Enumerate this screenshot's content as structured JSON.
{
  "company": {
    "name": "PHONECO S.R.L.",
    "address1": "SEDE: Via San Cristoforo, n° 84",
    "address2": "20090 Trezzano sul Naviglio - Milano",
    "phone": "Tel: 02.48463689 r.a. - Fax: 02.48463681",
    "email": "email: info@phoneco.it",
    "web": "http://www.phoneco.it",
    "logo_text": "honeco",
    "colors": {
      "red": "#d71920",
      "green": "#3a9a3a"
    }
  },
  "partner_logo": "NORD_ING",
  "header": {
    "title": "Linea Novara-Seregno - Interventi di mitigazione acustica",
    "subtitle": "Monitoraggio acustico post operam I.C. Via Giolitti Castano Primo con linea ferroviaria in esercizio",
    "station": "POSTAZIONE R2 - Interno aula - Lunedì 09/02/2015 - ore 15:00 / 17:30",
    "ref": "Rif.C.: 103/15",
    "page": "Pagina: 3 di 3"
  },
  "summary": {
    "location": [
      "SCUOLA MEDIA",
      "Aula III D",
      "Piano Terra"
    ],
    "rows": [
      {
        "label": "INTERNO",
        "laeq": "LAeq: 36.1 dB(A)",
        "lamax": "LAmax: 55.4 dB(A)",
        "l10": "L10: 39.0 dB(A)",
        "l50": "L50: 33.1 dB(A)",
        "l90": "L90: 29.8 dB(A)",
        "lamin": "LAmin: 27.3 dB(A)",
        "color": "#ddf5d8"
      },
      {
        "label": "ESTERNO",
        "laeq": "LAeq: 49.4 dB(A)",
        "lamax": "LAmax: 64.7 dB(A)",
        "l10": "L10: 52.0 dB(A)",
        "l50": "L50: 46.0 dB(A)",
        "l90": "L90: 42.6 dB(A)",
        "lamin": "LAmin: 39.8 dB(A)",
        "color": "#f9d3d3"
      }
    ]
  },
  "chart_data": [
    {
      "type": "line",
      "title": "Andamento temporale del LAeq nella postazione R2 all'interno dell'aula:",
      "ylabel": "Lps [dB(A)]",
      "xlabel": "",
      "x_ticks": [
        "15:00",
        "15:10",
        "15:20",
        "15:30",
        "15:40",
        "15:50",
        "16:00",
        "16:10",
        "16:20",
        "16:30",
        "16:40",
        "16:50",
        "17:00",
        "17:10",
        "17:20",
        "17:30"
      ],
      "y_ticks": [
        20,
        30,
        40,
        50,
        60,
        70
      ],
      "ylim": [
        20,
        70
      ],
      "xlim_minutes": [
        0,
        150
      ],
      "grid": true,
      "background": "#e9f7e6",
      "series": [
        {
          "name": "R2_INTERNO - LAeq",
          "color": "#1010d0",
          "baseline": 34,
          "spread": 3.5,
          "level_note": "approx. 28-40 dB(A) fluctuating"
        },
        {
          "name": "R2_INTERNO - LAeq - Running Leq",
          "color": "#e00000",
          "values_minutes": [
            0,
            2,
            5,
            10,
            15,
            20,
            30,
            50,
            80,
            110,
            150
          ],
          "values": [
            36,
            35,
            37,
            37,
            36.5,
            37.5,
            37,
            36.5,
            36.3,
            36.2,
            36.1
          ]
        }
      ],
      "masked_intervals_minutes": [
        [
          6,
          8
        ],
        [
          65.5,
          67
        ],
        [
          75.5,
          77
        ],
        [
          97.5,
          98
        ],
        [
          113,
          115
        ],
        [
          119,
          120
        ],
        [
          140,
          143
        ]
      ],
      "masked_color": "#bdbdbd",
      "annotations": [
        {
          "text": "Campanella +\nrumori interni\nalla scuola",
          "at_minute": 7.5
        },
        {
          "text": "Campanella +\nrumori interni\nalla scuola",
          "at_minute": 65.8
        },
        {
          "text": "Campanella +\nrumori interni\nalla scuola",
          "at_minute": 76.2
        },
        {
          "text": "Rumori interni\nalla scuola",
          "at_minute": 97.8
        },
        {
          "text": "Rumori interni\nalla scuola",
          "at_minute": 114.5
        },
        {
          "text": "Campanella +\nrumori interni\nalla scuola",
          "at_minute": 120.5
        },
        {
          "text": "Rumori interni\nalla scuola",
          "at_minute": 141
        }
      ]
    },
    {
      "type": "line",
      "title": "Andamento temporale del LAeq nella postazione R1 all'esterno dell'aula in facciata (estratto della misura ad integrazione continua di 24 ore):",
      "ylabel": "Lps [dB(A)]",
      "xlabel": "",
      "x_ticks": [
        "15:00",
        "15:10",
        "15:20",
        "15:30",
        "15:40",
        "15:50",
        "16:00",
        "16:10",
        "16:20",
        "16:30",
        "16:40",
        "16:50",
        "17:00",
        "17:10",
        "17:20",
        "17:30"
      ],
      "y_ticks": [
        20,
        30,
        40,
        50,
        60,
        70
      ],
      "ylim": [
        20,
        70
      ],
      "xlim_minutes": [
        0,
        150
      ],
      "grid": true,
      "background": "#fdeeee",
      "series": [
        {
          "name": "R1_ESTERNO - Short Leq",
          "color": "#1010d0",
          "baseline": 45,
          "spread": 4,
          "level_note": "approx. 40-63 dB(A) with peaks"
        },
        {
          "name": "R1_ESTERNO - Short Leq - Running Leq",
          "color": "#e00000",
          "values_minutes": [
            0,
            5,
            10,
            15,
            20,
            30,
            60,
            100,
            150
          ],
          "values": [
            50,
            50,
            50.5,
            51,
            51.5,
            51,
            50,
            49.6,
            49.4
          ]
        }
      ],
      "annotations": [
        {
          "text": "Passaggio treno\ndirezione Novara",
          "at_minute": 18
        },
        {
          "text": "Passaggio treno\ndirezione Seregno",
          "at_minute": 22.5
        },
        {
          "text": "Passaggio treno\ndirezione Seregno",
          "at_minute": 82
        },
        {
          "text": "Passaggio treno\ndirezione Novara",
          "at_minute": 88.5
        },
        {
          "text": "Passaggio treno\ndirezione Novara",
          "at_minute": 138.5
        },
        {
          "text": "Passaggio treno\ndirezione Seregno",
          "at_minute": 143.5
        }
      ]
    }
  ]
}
....
*Aim:*
Find the word "Short" in the records and pull out each line that has it.

*Reply to the exercise:*
          "name": "R1_ESTERNO - Short Leq",
          "name": "R1_ESTERNO - Short Leq - Running Leq",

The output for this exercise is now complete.